■ **Stated task**: Set down, word for word, the lines from the one holding "What data was" to the final line, both included, and skip the pictures.
** start of Exercise input **
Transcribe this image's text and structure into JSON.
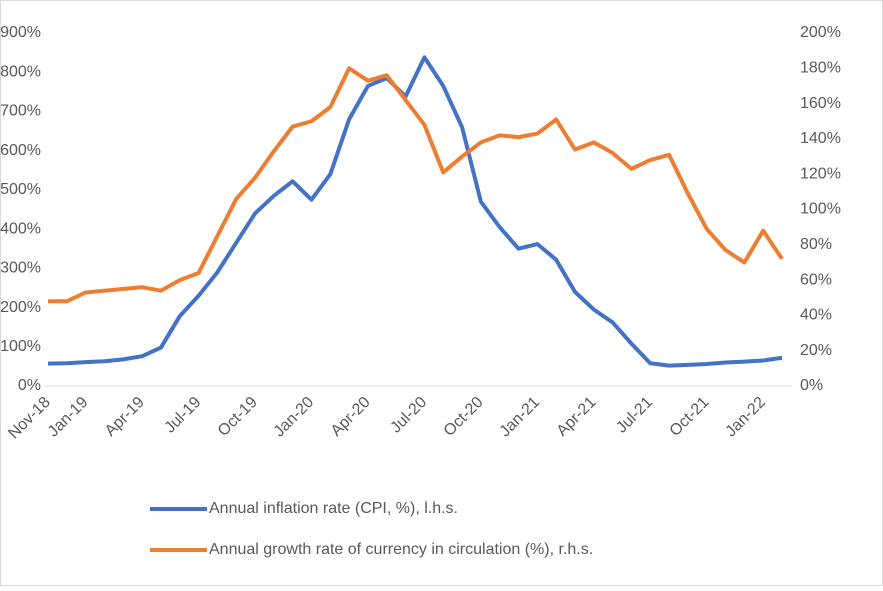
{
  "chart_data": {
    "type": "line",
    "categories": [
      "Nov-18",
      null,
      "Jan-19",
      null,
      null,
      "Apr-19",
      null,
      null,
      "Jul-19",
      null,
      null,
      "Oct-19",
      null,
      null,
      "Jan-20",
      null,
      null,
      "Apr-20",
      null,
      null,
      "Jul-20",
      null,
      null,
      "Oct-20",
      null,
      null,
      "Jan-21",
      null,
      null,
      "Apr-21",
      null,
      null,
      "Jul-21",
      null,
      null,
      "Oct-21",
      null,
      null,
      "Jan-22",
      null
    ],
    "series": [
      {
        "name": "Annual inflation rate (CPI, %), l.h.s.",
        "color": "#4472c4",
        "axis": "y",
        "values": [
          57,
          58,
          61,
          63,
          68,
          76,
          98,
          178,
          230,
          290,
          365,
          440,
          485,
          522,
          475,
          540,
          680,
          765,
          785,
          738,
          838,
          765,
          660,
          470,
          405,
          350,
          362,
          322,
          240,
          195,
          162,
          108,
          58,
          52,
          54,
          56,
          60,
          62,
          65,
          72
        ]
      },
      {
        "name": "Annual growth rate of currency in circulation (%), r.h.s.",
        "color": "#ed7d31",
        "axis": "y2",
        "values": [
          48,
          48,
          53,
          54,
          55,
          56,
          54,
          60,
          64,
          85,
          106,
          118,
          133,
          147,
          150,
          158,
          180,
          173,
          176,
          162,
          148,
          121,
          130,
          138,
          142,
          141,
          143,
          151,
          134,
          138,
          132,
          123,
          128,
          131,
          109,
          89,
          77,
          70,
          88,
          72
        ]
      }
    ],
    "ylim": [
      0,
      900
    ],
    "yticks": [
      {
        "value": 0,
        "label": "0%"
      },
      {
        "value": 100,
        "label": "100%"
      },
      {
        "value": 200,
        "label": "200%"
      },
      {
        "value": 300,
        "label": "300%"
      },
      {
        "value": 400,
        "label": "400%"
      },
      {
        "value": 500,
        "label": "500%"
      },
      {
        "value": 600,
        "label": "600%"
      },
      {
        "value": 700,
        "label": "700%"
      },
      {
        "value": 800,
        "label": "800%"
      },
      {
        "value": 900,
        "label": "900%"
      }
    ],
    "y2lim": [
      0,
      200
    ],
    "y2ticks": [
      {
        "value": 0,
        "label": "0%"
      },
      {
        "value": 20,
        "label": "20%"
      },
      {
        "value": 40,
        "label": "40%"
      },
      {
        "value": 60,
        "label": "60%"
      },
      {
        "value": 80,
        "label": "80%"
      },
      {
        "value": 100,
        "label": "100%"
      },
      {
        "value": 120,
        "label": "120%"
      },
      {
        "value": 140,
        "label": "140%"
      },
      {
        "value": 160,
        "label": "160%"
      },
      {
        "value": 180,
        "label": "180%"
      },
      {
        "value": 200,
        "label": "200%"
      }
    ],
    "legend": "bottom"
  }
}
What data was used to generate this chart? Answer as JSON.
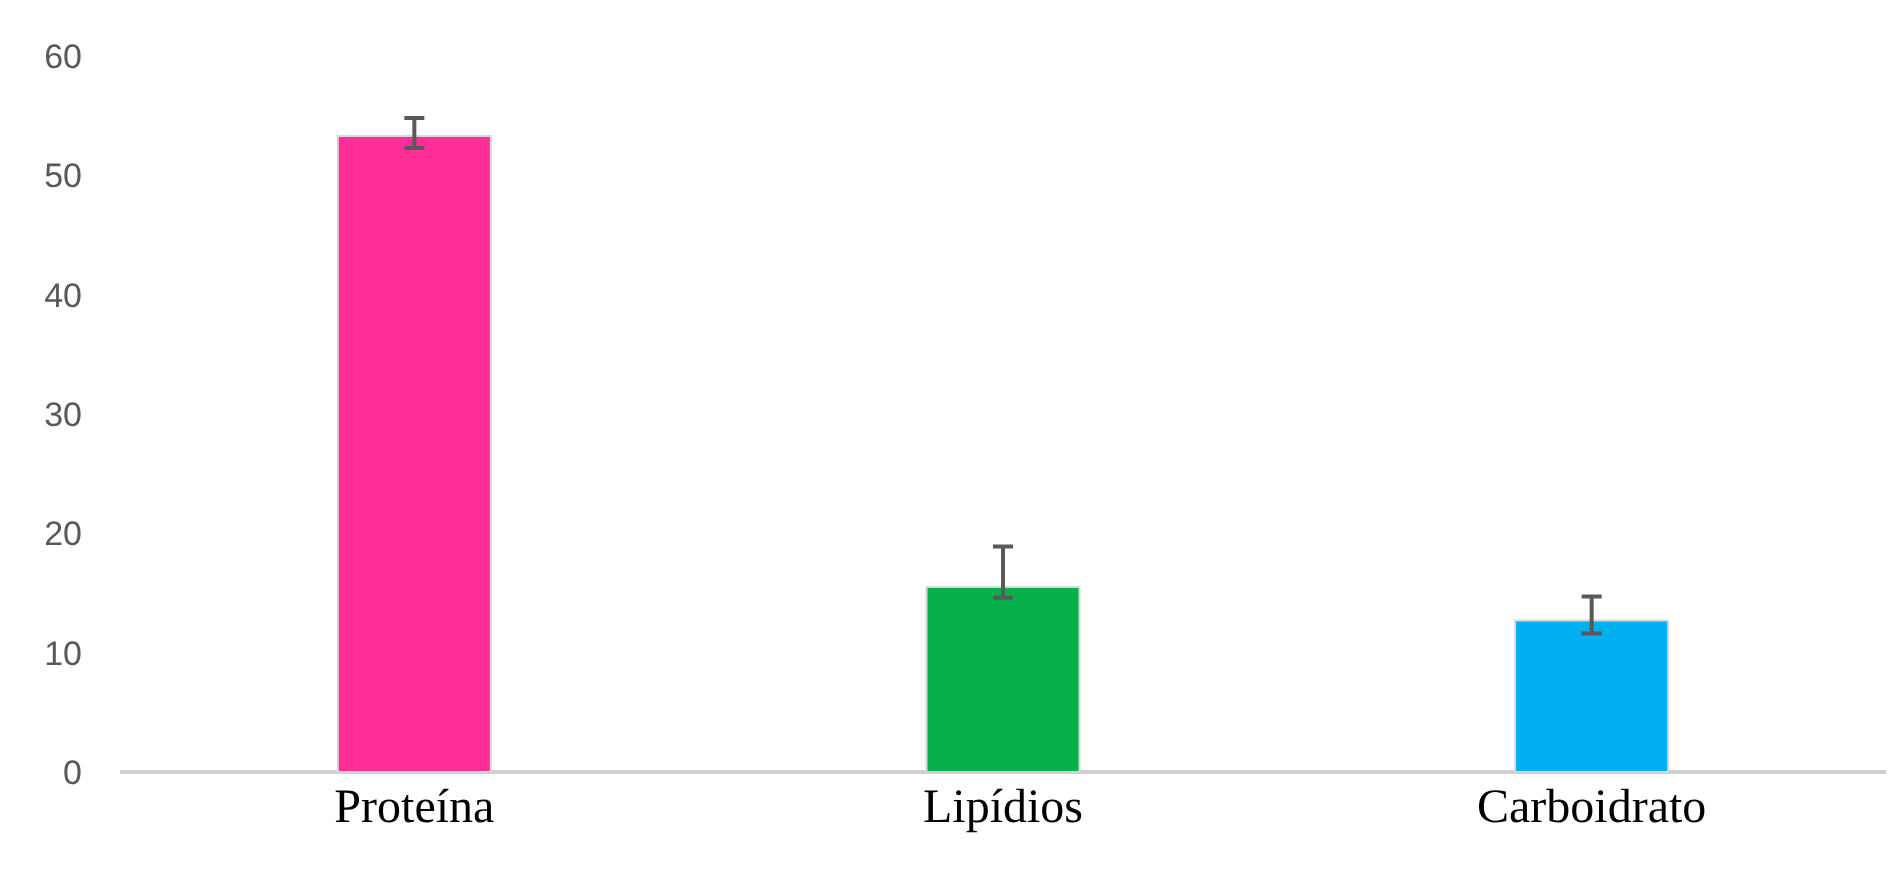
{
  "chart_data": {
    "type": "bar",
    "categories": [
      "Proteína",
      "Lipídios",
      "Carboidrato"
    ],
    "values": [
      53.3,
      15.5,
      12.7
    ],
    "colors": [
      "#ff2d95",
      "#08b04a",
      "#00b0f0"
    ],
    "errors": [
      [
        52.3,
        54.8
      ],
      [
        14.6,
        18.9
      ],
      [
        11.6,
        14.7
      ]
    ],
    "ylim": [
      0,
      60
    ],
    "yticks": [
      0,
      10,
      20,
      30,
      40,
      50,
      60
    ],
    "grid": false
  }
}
** end of Exercise input **
■ **Worked solution**:
What data was used to generate this chart? Answer as JSON.
{
  "chart_data": {
    "type": "bar",
    "categories": [
      "Proteína",
      "Lipídios",
      "Carboidrato"
    ],
    "values": [
      53.3,
      15.5,
      12.7
    ],
    "colors": [
      "#ff2d95",
      "#08b04a",
      "#00b0f0"
    ],
    "errors": [
      [
        52.3,
        54.8
      ],
      [
        14.6,
        18.9
      ],
      [
        11.6,
        14.7
      ]
    ],
    "ylim": [
      0,
      60
    ],
    "yticks": [
      0,
      10,
      20,
      30,
      40,
      50,
      60
    ],
    "grid": false
  }
}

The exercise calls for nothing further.